- **GOAL**
Write out the full listing again, exactly as it stands.

- **MATERIAL SUPPLIED**
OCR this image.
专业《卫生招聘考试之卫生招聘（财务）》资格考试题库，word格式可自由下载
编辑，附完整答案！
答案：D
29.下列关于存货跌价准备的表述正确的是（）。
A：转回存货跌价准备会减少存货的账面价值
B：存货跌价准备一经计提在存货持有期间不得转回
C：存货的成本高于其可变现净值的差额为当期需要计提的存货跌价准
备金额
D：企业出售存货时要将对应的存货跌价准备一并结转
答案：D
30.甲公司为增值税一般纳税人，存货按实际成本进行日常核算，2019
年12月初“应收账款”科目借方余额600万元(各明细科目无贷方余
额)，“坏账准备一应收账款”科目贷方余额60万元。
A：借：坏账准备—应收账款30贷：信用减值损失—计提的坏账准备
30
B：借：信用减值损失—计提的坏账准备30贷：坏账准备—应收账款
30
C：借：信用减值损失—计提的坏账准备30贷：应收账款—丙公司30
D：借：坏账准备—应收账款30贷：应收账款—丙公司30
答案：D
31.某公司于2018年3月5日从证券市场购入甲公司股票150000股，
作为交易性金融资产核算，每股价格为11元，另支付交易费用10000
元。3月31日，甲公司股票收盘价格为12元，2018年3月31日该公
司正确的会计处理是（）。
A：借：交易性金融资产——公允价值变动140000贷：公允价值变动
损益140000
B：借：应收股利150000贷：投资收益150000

- **PROBLEM SOLUTION**
OCR this image.
专业《卫生招聘考试之卫生招聘（财务）》资格考试题库，word格式可自由下载
编辑，附完整答案！
答案：D
29.下列关于存货跌价准备的表述正确的是（）。
A：转回存货跌价准备会减少存货的账面价值
B：存货跌价准备一经计提在存货持有期间不得转回
C：存货的成本高于其可变现净值的差额为当期需要计提的存货跌价准
备金额
D：企业出售存货时要将对应的存货跌价准备一并结转
答案：D
30.甲公司为增值税一般纳税人，存货按实际成本进行日常核算，2019
年12月初“应收账款”科目借方余额600万元(各明细科目无贷方余
额)，“坏账准备一应收账款”科目贷方余额60万元。
A：借：坏账准备—应收账款30贷：信用减值损失—计提的坏账准备
30
B：借：信用减值损失—计提的坏账准备30贷：坏账准备—应收账款
30
C：借：信用减值损失—计提的坏账准备30贷：应收账款—丙公司30
D：借：坏账准备—应收账款30贷：应收账款—丙公司30
答案：D
31.某公司于2018年3月5日从证券市场购入甲公司股票150000股，
作为交易性金融资产核算，每股价格为11元，另支付交易费用10000
元。3月31日，甲公司股票收盘价格为12元，2018年3月31日该公
司正确的会计处理是（）。
A：借：交易性金融资产——公允价值变动140000贷：公允价值变动
损益140000
B：借：应收股利150000贷：投资收益150000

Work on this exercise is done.